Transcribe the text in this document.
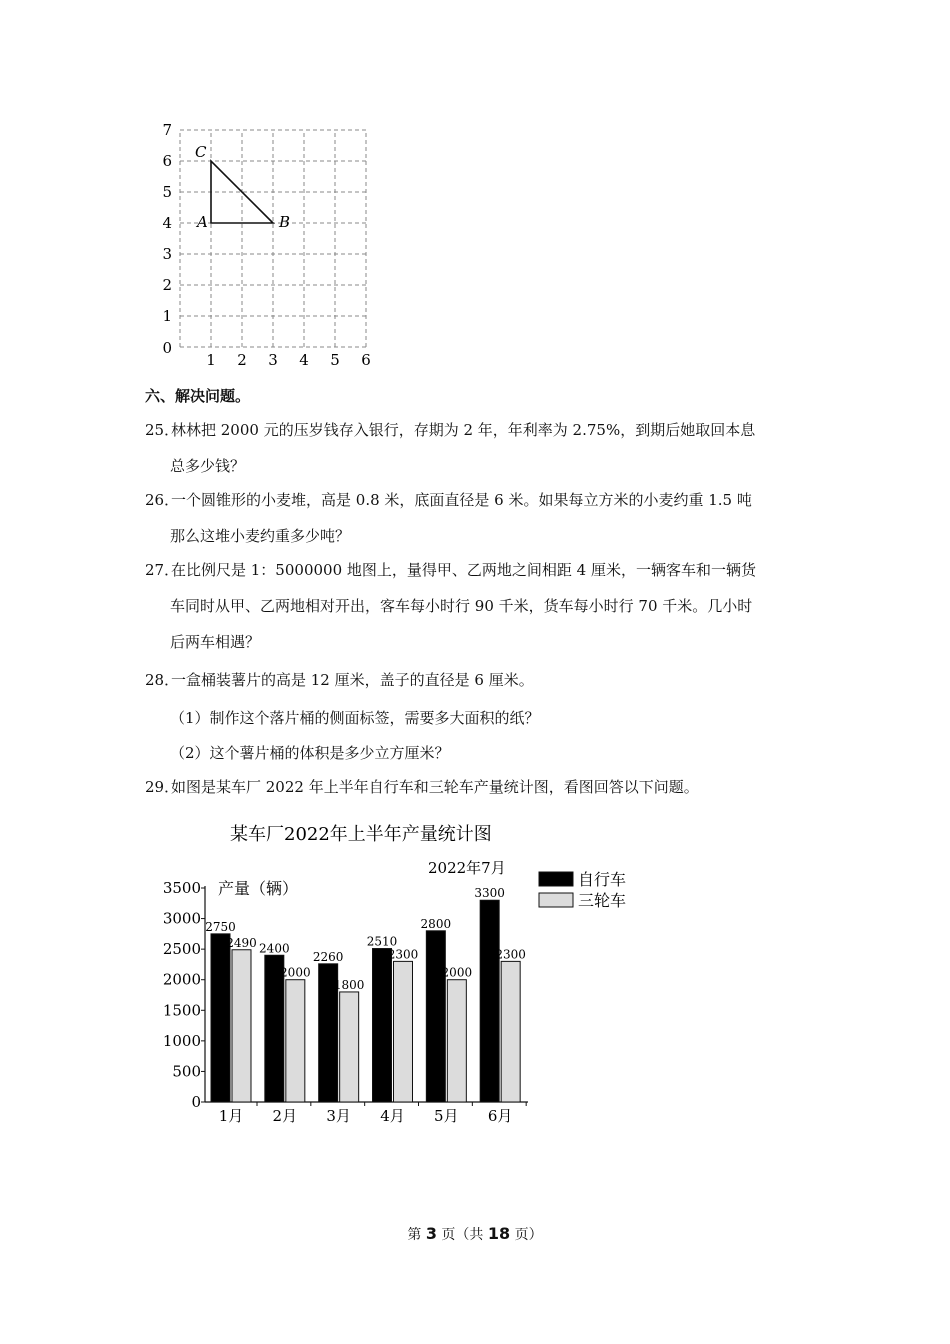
7
6
5
4
3
2
1
0
1 2 3 4 5 6
A	B
C
六、解决问题。
25．林林把 2000 元的压岁钱存入银行，存期为 2 年，年利率为 2.75%，到期后她取回本息
总多少钱？
26．一个圆锥形的小麦堆，高是 0.8 米，底面直径是 6 米。如果每立方米的小麦约重 1.5 吨
那么这堆小麦约重多少吨？
27．在比例尺是 1：5000000 地图上，量得甲、乙两地之间相距 4 厘米，一辆客车和一辆货
车同时从甲、乙两地相对开出，客车每小时行 90 千米，货车每小时行 70 千米。几小时
后两车相遇？
28．一盒桶装薯片的高是 12 厘米，盖子的直径是 6 厘米。
（1）制作这个落片桶的侧面标签，需要多大面积的纸？
（2）这个薯片桶的体积是多少立方厘米？
29．如图是某车厂 2022 年上半年自行车和三轮车产量统计图，看图回答以下问题。
某车厂2022年上半年产量统计图
2022年7月
产量（辆）
0
500
1000
1500
2000
2500
3000
3500
2750
2490
1月
2400
2000
2月
2260
1800
3月
2510
2300
4月
2800
2000
5月
3300
2300
6月
自行车
三轮车
第 3 页（共 18 页）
::::::::::
Task to complete →
Exclude all images and restate the records above word for word.

Answer in full →
Transcribe the text in this document.
7
6
5
4
3
2
1
0
1 2 3 4 5 6
A	B
C
六、解决问题。
25．林林把 2000 元的压岁钱存入银行，存期为 2 年，年利率为 2.75%，到期后她取回本息
总多少钱？
26．一个圆锥形的小麦堆，高是 0.8 米，底面直径是 6 米。如果每立方米的小麦约重 1.5 吨
那么这堆小麦约重多少吨？
27．在比例尺是 1：5000000 地图上，量得甲、乙两地之间相距 4 厘米，一辆客车和一辆货
车同时从甲、乙两地相对开出，客车每小时行 90 千米，货车每小时行 70 千米。几小时
后两车相遇？
28．一盒桶装薯片的高是 12 厘米，盖子的直径是 6 厘米。
（1）制作这个落片桶的侧面标签，需要多大面积的纸？
（2）这个薯片桶的体积是多少立方厘米？
29．如图是某车厂 2022 年上半年自行车和三轮车产量统计图，看图回答以下问题。
某车厂2022年上半年产量统计图
2022年7月
产量（辆）
0
500
1000
1500
2000
2500
3000
3500
2750
2490
1月
2400
2000
2月
2260
1800
3月
2510
2300
4月
2800
2000
5月
3300
2300
6月
自行车
三轮车
第 3 页（共 18 页）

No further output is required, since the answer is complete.